Information supplied ::

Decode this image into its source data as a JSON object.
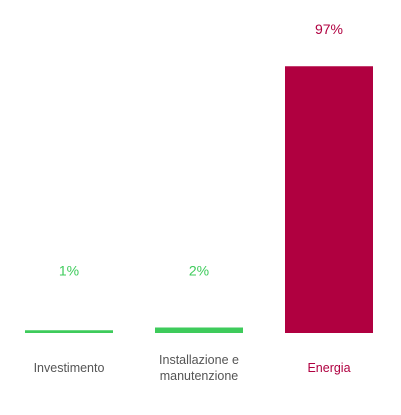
{
  "chart_data": {
    "type": "bar",
    "categories": [
      "Investimento",
      "Installazione e manutenzione",
      "Energia"
    ],
    "values": [
      1,
      2,
      97
    ],
    "value_labels": [
      "1%",
      "2%",
      "97%"
    ],
    "colors": [
      "#3ecb5b",
      "#3ecb5b",
      "#b00040"
    ],
    "label_colors": [
      "#555555",
      "#555555",
      "#b00040"
    ],
    "ylim": [
      0,
      100
    ]
  }
}
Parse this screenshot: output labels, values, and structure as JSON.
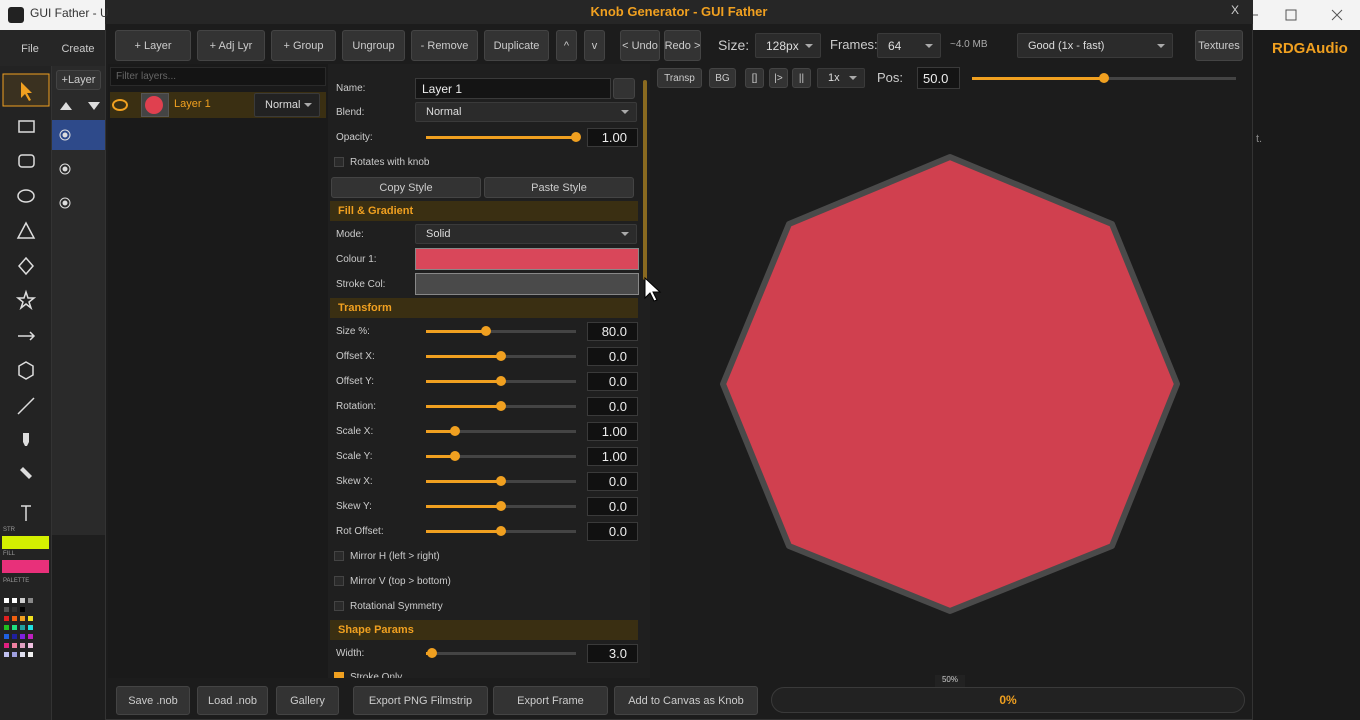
{
  "background_app": {
    "title": "GUI Father - U",
    "menu": [
      "File",
      "Create"
    ],
    "layer_button": "+Layer",
    "stroke_label": "STR",
    "fill_label": "FILL",
    "palette_label": "PALETTE",
    "brand": "RDGAudio",
    "hint": "t."
  },
  "dialog": {
    "title": "Knob Generator  -  GUI Father",
    "close": "X",
    "toolbar": {
      "buttons": [
        "+ Layer",
        "+ Adj Lyr",
        "+ Group",
        "Ungroup",
        "- Remove",
        "Duplicate",
        "^",
        "v",
        "< Undo",
        "Redo >"
      ],
      "size_label": "Size:",
      "size_value": "128px",
      "frames_label": "Frames:",
      "frames_value": "64",
      "memory": "~4.0 MB",
      "quality": "Good  (1x - fast)",
      "textures": "Textures"
    },
    "layers": {
      "filter_placeholder": "Filter layers...",
      "items": [
        {
          "name": "Layer 1",
          "blend": "Normal"
        }
      ]
    },
    "properties": {
      "name_label": "Name:",
      "name_value": "Layer 1",
      "blend_label": "Blend:",
      "blend_value": "Normal",
      "opacity_label": "Opacity:",
      "opacity_value": "1.00",
      "rotates": "Rotates with knob",
      "copy_style": "Copy Style",
      "paste_style": "Paste Style",
      "fill": {
        "title": "Fill & Gradient",
        "mode_label": "Mode:",
        "mode_value": "Solid",
        "colour_label": "Colour 1:",
        "stroke_label": "Stroke Col:"
      },
      "transform": {
        "title": "Transform",
        "rows": [
          {
            "label": "Size %:",
            "value": "80.0"
          },
          {
            "label": "Offset X:",
            "value": "0.0"
          },
          {
            "label": "Offset Y:",
            "value": "0.0"
          },
          {
            "label": "Rotation:",
            "value": "0.0"
          },
          {
            "label": "Scale X:",
            "value": "1.00"
          },
          {
            "label": "Scale Y:",
            "value": "1.00"
          },
          {
            "label": "Skew X:",
            "value": "0.0"
          },
          {
            "label": "Skew Y:",
            "value": "0.0"
          },
          {
            "label": "Rot Offset:",
            "value": "0.0"
          }
        ],
        "checkboxes": [
          "Mirror H (left > right)",
          "Mirror V (top > bottom)",
          "Rotational Symmetry"
        ]
      },
      "shape": {
        "title": "Shape Params",
        "width_label": "Width:",
        "width_value": "3.0",
        "stroke_only": "Stroke Only"
      }
    },
    "preview": {
      "buttons": [
        "Transp",
        "BG",
        "[]",
        "|>",
        "||"
      ],
      "speed": "1x",
      "pos_label": "Pos:",
      "pos_value": "50.0",
      "zoom": "50%"
    },
    "footer": {
      "buttons": [
        "Save .nob",
        "Load .nob",
        "Gallery",
        "Export PNG Filmstrip",
        "Export Frame",
        "Add to Canvas as Knob"
      ],
      "progress": "0%"
    }
  }
}
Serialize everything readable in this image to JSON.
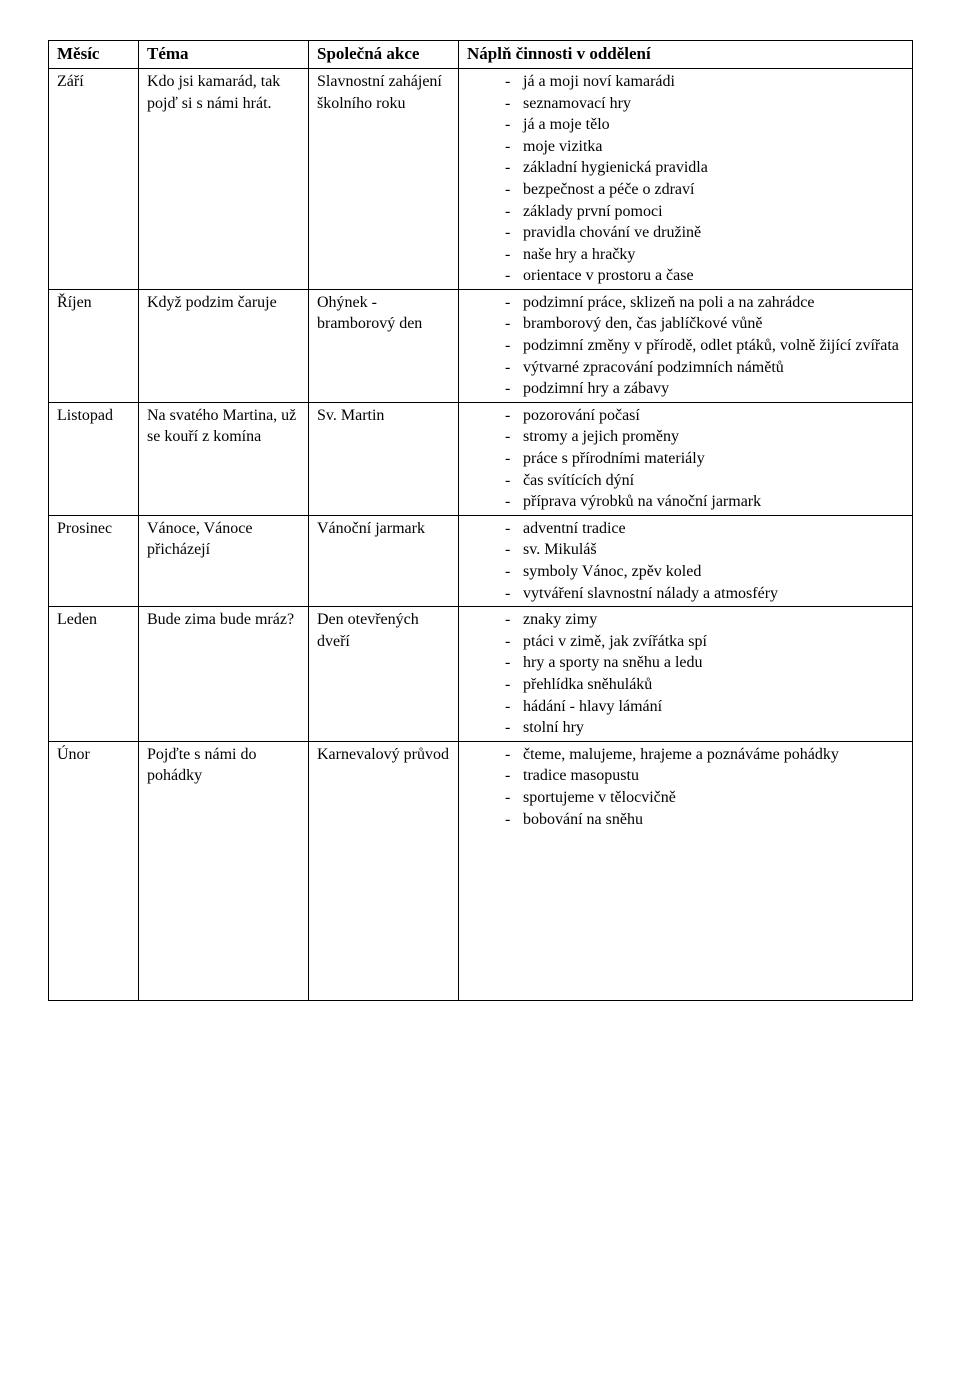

Exercise directions :: Which lines hold the word "values"? Copy each of them from the records.

Written solution ::
    "values": [
Parse this screenshot: output labels, values, and structure as JSON.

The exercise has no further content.